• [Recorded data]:
◇ ◇ ◇ ◇ ◇
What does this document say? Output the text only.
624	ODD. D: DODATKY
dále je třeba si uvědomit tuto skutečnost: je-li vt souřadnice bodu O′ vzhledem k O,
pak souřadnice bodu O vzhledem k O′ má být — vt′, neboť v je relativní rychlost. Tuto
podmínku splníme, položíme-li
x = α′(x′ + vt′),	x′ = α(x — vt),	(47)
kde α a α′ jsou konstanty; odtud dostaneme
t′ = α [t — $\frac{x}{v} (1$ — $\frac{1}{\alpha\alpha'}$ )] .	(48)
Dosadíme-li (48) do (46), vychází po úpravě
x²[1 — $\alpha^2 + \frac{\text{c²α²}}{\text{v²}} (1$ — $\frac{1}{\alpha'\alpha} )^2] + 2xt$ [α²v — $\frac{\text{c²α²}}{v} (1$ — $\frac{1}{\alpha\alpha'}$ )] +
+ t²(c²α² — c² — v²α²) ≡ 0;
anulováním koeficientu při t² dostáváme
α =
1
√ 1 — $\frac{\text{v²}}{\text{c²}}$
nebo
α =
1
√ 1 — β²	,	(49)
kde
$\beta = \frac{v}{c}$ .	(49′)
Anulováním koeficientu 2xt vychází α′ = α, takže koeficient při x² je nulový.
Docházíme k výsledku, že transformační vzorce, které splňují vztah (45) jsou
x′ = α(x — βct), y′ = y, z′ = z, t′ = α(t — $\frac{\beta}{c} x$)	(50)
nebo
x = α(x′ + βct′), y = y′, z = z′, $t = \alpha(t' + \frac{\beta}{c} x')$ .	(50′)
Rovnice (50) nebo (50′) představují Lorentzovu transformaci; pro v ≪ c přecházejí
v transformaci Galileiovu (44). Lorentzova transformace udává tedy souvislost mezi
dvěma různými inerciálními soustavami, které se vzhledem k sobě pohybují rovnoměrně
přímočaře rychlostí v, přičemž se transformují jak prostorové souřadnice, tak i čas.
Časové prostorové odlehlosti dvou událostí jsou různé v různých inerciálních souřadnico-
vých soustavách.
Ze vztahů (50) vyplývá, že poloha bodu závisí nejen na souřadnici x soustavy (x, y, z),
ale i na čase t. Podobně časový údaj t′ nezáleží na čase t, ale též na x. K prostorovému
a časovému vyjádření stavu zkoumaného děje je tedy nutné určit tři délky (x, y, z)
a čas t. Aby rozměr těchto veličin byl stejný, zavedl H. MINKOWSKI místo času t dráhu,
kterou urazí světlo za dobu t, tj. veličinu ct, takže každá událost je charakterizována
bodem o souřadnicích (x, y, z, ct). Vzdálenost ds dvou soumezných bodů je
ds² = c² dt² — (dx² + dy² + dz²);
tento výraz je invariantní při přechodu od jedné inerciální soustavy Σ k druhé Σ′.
◇ ◇ ◇ ◇ ◇
• [Exercise objective]: Identify each line holding the string "vychází", and copy it out.

• [Solution]:
Dosadíme-li (48) do (46), vychází po úpravě
Anulováním koeficientu 2xt vychází α′ = α, takže koeficient při x² je nulový.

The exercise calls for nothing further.